_RECORDS TO PROCESS_.
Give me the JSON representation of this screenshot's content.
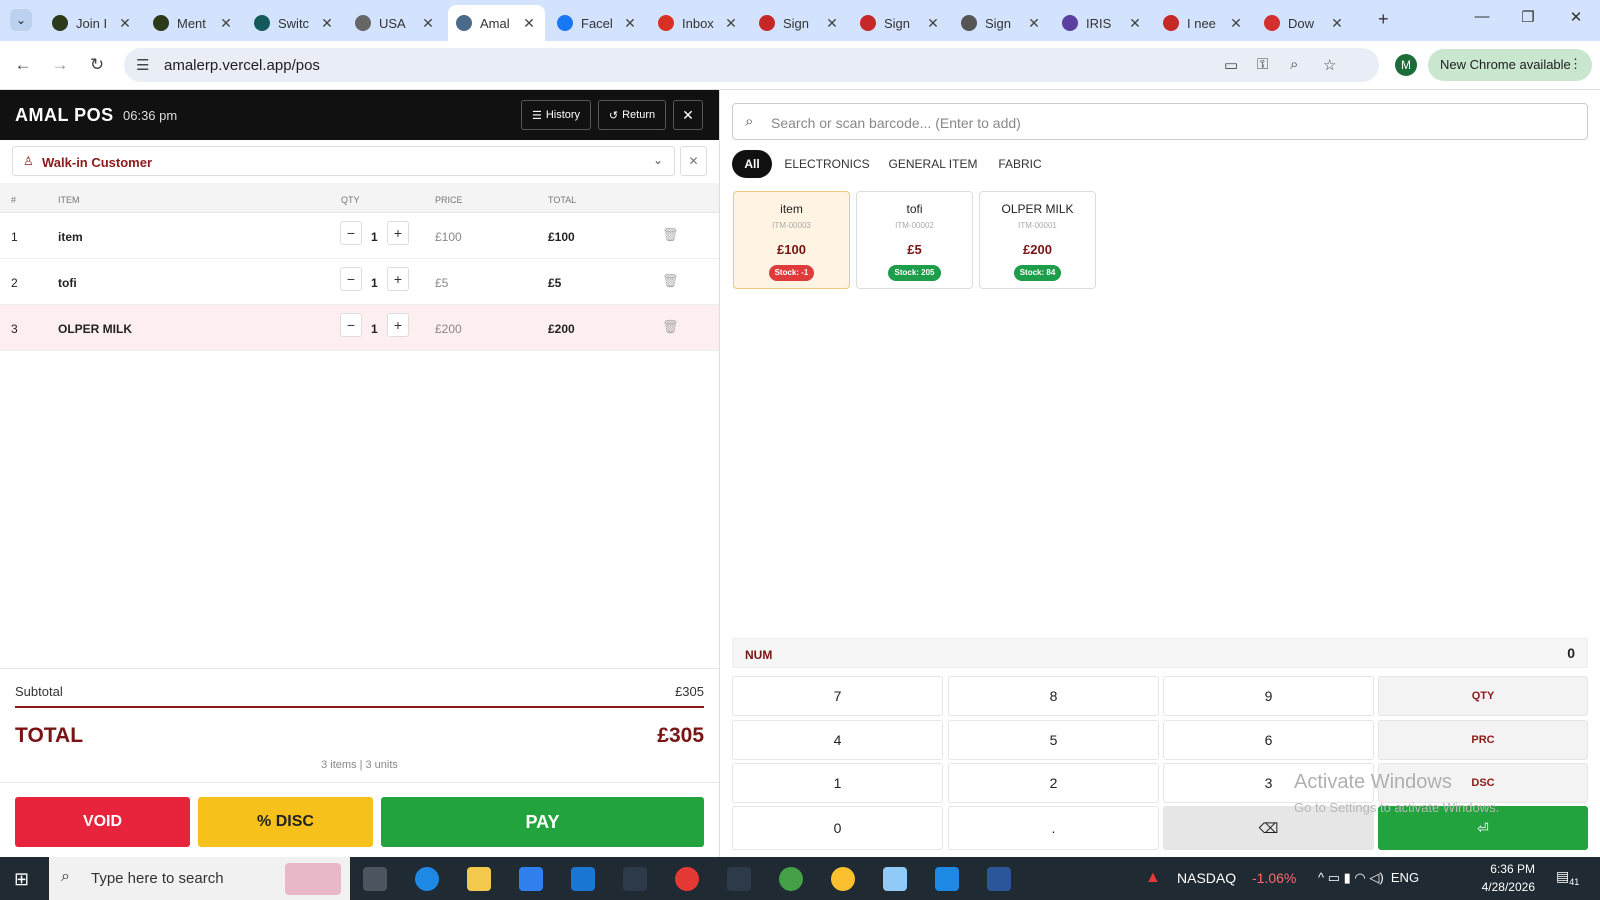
{
  "browser": {
    "tabs": [
      {
        "label": "Join I",
        "color": "#2d3a1a"
      },
      {
        "label": "Ment",
        "color": "#2d3a1a"
      },
      {
        "label": "Switc",
        "color": "#145a5a"
      },
      {
        "label": "USA",
        "color": "#666666"
      },
      {
        "label": "Amal",
        "color": "#4a6b8a",
        "active": true
      },
      {
        "label": "Facel",
        "color": "#1877f2"
      },
      {
        "label": "Inbox",
        "color": "#d93025"
      },
      {
        "label": "Sign",
        "color": "#c62828"
      },
      {
        "label": "Sign",
        "color": "#c62828"
      },
      {
        "label": "Sign",
        "color": "#555555"
      },
      {
        "label": "IRIS",
        "color": "#5b3fa0"
      },
      {
        "label": "I nee",
        "color": "#c62828"
      },
      {
        "label": "Dow",
        "color": "#d32f2f"
      }
    ],
    "new_tab": "+",
    "url": "amalerp.vercel.app/pos",
    "profile_initial": "M",
    "new_chrome": "New Chrome available"
  },
  "pos": {
    "brand": "AMAL POS",
    "time": "06:36 pm",
    "history_label": "History",
    "return_label": "Return",
    "customer": "Walk-in Customer",
    "columns": {
      "num": "#",
      "item": "ITEM",
      "qty": "QTY",
      "price": "PRICE",
      "total": "TOTAL"
    },
    "cart": [
      {
        "num": "1",
        "name": "item",
        "qty": "1",
        "price": "£100",
        "total": "£100"
      },
      {
        "num": "2",
        "name": "tofi",
        "qty": "1",
        "price": "£5",
        "total": "£5"
      },
      {
        "num": "3",
        "name": "OLPER MILK",
        "qty": "1",
        "price": "£200",
        "total": "£200"
      }
    ],
    "subtotal_label": "Subtotal",
    "subtotal": "£305",
    "total_label": "TOTAL",
    "total": "£305",
    "summary": "3 items | 3 units",
    "void_label": "VOID",
    "disc_label": "% DISC",
    "pay_label": "PAY"
  },
  "catalog": {
    "search_placeholder": "Search or scan barcode... (Enter to add)",
    "categories": [
      "All",
      "ELECTRONICS",
      "GENERAL ITEM",
      "FABRIC"
    ],
    "products": [
      {
        "name": "item",
        "code": "ITM-00003",
        "price": "£100",
        "stock": "Stock: -1"
      },
      {
        "name": "tofi",
        "code": "ITM-00002",
        "price": "£5",
        "stock": "Stock: 205"
      },
      {
        "name": "OLPER MILK",
        "code": "ITM-00001",
        "price": "£200",
        "stock": "Stock: 84"
      }
    ]
  },
  "numpad": {
    "label": "NUM",
    "value": "0",
    "keys": [
      "7",
      "8",
      "9",
      "QTY",
      "4",
      "5",
      "6",
      "PRC",
      "1",
      "2",
      "3",
      "DSC",
      "0",
      "."
    ]
  },
  "watermark": {
    "line1": "Activate Windows",
    "line2": "Go to Settings to activate Windows."
  },
  "taskbar": {
    "search_placeholder": "Type here to search",
    "ticker": "NASDAQ",
    "ticker_change": "-1.06%",
    "lang": "ENG",
    "time": "6:36 PM",
    "date": "4/28/2026",
    "notifications": "41"
  },
  "colors": {
    "brand_dark": "#111111",
    "accent_maroon": "#7a1414",
    "void": "#e8243c",
    "disc": "#f7c11b",
    "pay": "#22a33e",
    "stock_negative": "#e03b3b",
    "stock_ok": "#1e9e4a"
  }
}
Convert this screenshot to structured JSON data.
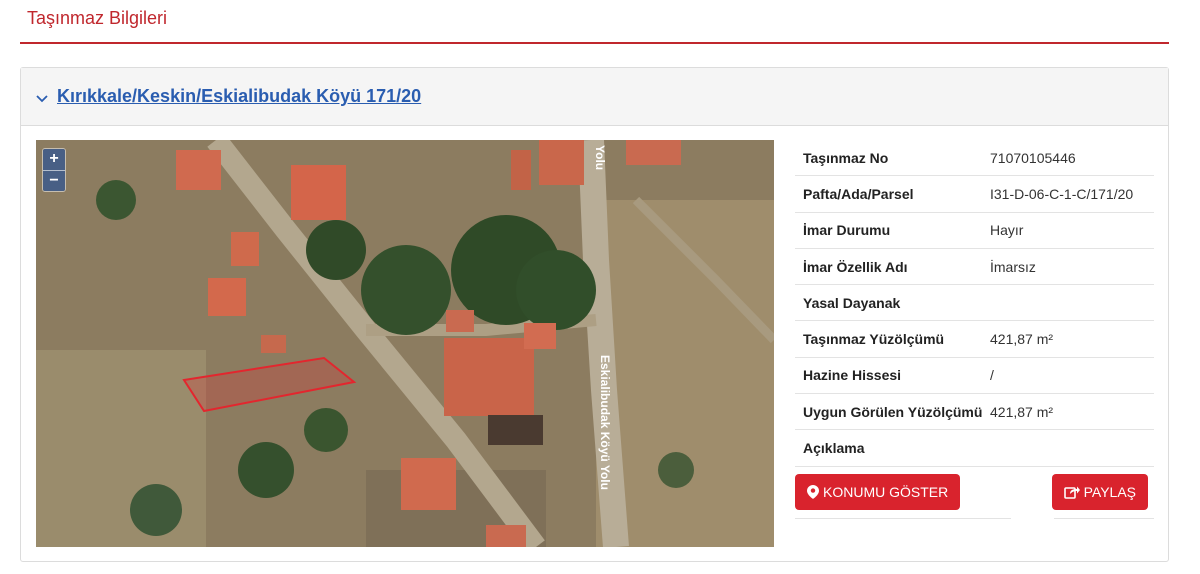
{
  "page": {
    "title": "Taşınmaz Bilgileri"
  },
  "panel": {
    "heading": "Kırıkkale/Keskin/Eskialibudak Köyü 171/20"
  },
  "map": {
    "zoom_in": "+",
    "zoom_out": "−",
    "road_labels": [
      "Yolu",
      "Eskialibudak Köyü Yolu"
    ],
    "parcel_color": "#e3262e"
  },
  "info": {
    "rows": [
      {
        "label": "Taşınmaz No",
        "value": "71070105446"
      },
      {
        "label": "Pafta/Ada/Parsel",
        "value": "I31-D-06-C-1-C/171/20"
      },
      {
        "label": "İmar Durumu",
        "value": "Hayır"
      },
      {
        "label": "İmar Özellik Adı",
        "value": "İmarsız"
      },
      {
        "label": "Yasal Dayanak",
        "value": ""
      },
      {
        "label": "Taşınmaz Yüzölçümü",
        "value": "421,87 m²"
      },
      {
        "label": "Hazine Hissesi",
        "value": "/"
      },
      {
        "label": "Uygun Görülen Yüzölçümü",
        "value": "421,87 m²"
      },
      {
        "label": "Açıklama",
        "value": ""
      }
    ]
  },
  "actions": {
    "show_location": "KONUMU GÖSTER",
    "share": "PAYLAŞ"
  },
  "colors": {
    "accent": "#c0272d",
    "button": "#d9232d",
    "link": "#2a5db0"
  }
}
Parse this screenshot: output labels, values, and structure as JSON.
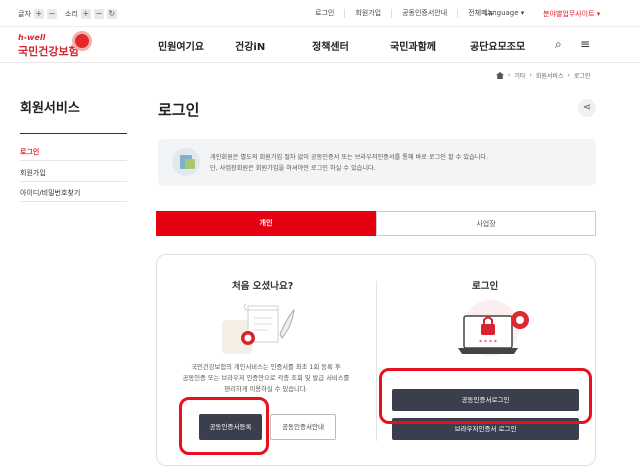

_WHAT IS EXPECTED_.
Collect the lines of the records that include the string "Eskialibudak".

_OUTPUT BELOW_.
    "heading": "Kırıkkale/Keskin/Eskialibudak Köyü 171/20"
      "Eskialibudak Köyü Yolu"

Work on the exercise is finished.